> TASK BRIEF:
Write out the listing in full, matching it word for word.

(Collected data entries)
>>>>

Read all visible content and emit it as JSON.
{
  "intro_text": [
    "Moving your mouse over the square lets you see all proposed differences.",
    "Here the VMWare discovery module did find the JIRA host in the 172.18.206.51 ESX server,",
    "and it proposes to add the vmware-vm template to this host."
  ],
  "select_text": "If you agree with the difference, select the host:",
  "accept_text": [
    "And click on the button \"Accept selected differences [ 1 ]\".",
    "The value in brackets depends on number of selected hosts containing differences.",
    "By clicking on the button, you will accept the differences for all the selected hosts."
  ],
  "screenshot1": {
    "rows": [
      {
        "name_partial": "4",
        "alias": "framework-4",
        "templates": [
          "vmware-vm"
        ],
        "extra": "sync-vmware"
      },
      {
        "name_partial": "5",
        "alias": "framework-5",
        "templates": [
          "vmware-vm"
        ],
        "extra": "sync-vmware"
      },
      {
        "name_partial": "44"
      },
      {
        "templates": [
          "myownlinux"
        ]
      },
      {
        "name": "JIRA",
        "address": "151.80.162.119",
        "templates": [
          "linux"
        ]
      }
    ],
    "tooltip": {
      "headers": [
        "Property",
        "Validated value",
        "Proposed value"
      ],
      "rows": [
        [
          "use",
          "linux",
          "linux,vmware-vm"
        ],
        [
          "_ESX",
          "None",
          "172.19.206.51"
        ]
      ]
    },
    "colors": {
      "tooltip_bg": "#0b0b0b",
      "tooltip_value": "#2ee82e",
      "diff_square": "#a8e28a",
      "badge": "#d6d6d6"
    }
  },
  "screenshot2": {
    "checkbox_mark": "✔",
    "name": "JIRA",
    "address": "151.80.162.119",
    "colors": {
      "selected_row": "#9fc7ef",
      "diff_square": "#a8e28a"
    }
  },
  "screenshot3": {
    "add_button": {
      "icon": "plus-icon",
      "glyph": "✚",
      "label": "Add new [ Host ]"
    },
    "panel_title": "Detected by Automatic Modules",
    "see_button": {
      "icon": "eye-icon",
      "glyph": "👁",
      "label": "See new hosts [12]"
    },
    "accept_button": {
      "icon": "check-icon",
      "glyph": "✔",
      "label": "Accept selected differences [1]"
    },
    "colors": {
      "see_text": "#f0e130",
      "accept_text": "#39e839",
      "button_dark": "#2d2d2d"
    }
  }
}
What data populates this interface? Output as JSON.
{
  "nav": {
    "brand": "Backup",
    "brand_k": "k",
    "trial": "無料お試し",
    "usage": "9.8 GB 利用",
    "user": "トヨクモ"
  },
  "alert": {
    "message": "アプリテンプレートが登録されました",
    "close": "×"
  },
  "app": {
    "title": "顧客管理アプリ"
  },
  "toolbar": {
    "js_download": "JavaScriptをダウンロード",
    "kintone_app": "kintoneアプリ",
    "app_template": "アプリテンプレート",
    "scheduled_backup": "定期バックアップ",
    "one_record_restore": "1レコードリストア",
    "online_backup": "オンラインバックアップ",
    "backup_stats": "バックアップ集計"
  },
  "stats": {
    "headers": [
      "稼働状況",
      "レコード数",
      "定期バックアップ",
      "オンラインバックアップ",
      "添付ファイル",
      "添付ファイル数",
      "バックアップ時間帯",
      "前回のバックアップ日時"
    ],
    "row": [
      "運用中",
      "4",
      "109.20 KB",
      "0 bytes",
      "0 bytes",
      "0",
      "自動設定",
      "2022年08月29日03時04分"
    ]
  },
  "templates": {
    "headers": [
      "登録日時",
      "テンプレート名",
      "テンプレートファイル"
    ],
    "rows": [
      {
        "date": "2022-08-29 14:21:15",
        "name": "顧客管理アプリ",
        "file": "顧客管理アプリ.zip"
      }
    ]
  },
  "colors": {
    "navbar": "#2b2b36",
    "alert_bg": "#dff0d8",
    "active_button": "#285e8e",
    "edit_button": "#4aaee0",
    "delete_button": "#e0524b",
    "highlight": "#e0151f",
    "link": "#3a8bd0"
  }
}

<<<<

> SOLUTION TO THIS PROBLEM:
Read all visible content and emit it as JSON.
{
  "intro_text": [
    "Moving your mouse over the square lets you see all proposed differences.",
    "Here the VMWare discovery module did find the JIRA host in the 172.18.206.51 ESX server,",
    "and it proposes to add the vmware-vm template to this host."
  ],
  "select_text": "If you agree with the difference, select the host:",
  "accept_text": [
    "And click on the button \"Accept selected differences [ 1 ]\".",
    "The value in brackets depends on number of selected hosts containing differences.",
    "By clicking on the button, you will accept the differences for all the selected hosts."
  ],
  "screenshot1": {
    "rows": [
      {
        "name_partial": "4",
        "alias": "framework-4",
        "templates": [
          "vmware-vm"
        ],
        "extra": "sync-vmware"
      },
      {
        "name_partial": "5",
        "alias": "framework-5",
        "templates": [
          "vmware-vm"
        ],
        "extra": "sync-vmware"
      },
      {
        "name_partial": "44"
      },
      {
        "templates": [
          "myownlinux"
        ]
      },
      {
        "name": "JIRA",
        "address": "151.80.162.119",
        "templates": [
          "linux"
        ]
      }
    ],
    "tooltip": {
      "headers": [
        "Property",
        "Validated value",
        "Proposed value"
      ],
      "rows": [
        [
          "use",
          "linux",
          "linux,vmware-vm"
        ],
        [
          "_ESX",
          "None",
          "172.19.206.51"
        ]
      ]
    },
    "colors": {
      "tooltip_bg": "#0b0b0b",
      "tooltip_value": "#2ee82e",
      "diff_square": "#a8e28a",
      "badge": "#d6d6d6"
    }
  },
  "screenshot2": {
    "checkbox_mark": "✔",
    "name": "JIRA",
    "address": "151.80.162.119",
    "colors": {
      "selected_row": "#9fc7ef",
      "diff_square": "#a8e28a"
    }
  },
  "screenshot3": {
    "add_button": {
      "icon": "plus-icon",
      "glyph": "✚",
      "label": "Add new [ Host ]"
    },
    "panel_title": "Detected by Automatic Modules",
    "see_button": {
      "icon": "eye-icon",
      "glyph": "👁",
      "label": "See new hosts [12]"
    },
    "accept_button": {
      "icon": "check-icon",
      "glyph": "✔",
      "label": "Accept selected differences [1]"
    },
    "colors": {
      "see_text": "#f0e130",
      "accept_text": "#39e839",
      "button_dark": "#2d2d2d"
    }
  }
}
What data populates this interface? Output as JSON.
{
  "nav": {
    "brand": "Backup",
    "brand_k": "k",
    "trial": "無料お試し",
    "usage": "9.8 GB 利用",
    "user": "トヨクモ"
  },
  "alert": {
    "message": "アプリテンプレートが登録されました",
    "close": "×"
  },
  "app": {
    "title": "顧客管理アプリ"
  },
  "toolbar": {
    "js_download": "JavaScriptをダウンロード",
    "kintone_app": "kintoneアプリ",
    "app_template": "アプリテンプレート",
    "scheduled_backup": "定期バックアップ",
    "one_record_restore": "1レコードリストア",
    "online_backup": "オンラインバックアップ",
    "backup_stats": "バックアップ集計"
  },
  "stats": {
    "headers": [
      "稼働状況",
      "レコード数",
      "定期バックアップ",
      "オンラインバックアップ",
      "添付ファイル",
      "添付ファイル数",
      "バックアップ時間帯",
      "前回のバックアップ日時"
    ],
    "row": [
      "運用中",
      "4",
      "109.20 KB",
      "0 bytes",
      "0 bytes",
      "0",
      "自動設定",
      "2022年08月29日03時04分"
    ]
  },
  "templates": {
    "headers": [
      "登録日時",
      "テンプレート名",
      "テンプレートファイル"
    ],
    "rows": [
      {
        "date": "2022-08-29 14:21:15",
        "name": "顧客管理アプリ",
        "file": "顧客管理アプリ.zip"
      }
    ]
  },
  "colors": {
    "navbar": "#2b2b36",
    "alert_bg": "#dff0d8",
    "active_button": "#285e8e",
    "edit_button": "#4aaee0",
    "delete_button": "#e0524b",
    "highlight": "#e0151f",
    "link": "#3a8bd0"
  }
}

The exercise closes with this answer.